-- start --

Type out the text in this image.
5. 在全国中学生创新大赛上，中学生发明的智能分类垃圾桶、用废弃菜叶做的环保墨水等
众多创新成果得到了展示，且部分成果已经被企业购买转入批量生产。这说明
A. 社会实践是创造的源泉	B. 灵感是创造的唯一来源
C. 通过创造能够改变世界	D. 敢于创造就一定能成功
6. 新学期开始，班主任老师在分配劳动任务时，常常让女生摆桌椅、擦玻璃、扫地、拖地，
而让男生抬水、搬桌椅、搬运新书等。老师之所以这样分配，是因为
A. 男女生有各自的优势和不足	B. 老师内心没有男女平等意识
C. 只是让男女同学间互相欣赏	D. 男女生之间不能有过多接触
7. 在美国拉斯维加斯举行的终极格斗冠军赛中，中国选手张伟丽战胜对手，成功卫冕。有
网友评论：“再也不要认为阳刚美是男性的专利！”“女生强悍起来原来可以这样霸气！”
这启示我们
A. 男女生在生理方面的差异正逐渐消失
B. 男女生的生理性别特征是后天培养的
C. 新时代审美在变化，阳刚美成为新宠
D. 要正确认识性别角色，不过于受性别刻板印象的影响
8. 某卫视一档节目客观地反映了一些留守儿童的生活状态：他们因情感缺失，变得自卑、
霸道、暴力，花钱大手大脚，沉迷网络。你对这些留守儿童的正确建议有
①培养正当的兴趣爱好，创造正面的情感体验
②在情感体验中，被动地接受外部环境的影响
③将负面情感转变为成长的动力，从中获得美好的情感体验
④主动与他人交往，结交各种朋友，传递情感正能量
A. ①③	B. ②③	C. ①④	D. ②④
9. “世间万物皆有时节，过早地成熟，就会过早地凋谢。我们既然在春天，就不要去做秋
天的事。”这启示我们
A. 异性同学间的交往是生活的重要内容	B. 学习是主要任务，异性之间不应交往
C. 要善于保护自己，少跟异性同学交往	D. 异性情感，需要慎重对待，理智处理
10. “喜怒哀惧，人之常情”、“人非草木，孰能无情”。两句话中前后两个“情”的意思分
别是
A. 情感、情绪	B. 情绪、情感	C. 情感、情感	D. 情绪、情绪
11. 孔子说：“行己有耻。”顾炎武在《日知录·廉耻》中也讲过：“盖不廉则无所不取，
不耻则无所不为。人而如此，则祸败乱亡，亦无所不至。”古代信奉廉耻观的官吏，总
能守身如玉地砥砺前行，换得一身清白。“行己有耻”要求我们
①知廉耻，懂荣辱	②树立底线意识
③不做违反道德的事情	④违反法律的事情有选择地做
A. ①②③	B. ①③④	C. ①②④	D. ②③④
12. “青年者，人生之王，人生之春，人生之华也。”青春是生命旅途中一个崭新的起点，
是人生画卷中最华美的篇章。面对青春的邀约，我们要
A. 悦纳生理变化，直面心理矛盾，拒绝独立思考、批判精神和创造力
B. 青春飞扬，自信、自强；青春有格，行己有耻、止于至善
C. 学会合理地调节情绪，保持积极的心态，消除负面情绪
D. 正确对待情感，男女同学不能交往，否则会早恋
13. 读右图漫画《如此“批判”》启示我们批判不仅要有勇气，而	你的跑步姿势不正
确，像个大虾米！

-- end --

• **Exercise requirements**
Choose all lines containing the string "行己有耻" and copy them out.

• **Exercise result**
11. 孔子说：“行己有耻。”顾炎武在《日知录·廉耻》中也讲过：“盖不廉则无所不取，
能守身如玉地砥砺前行，换得一身清白。“行己有耻”要求我们
B. 青春飞扬，自信、自强；青春有格，行己有耻、止于至善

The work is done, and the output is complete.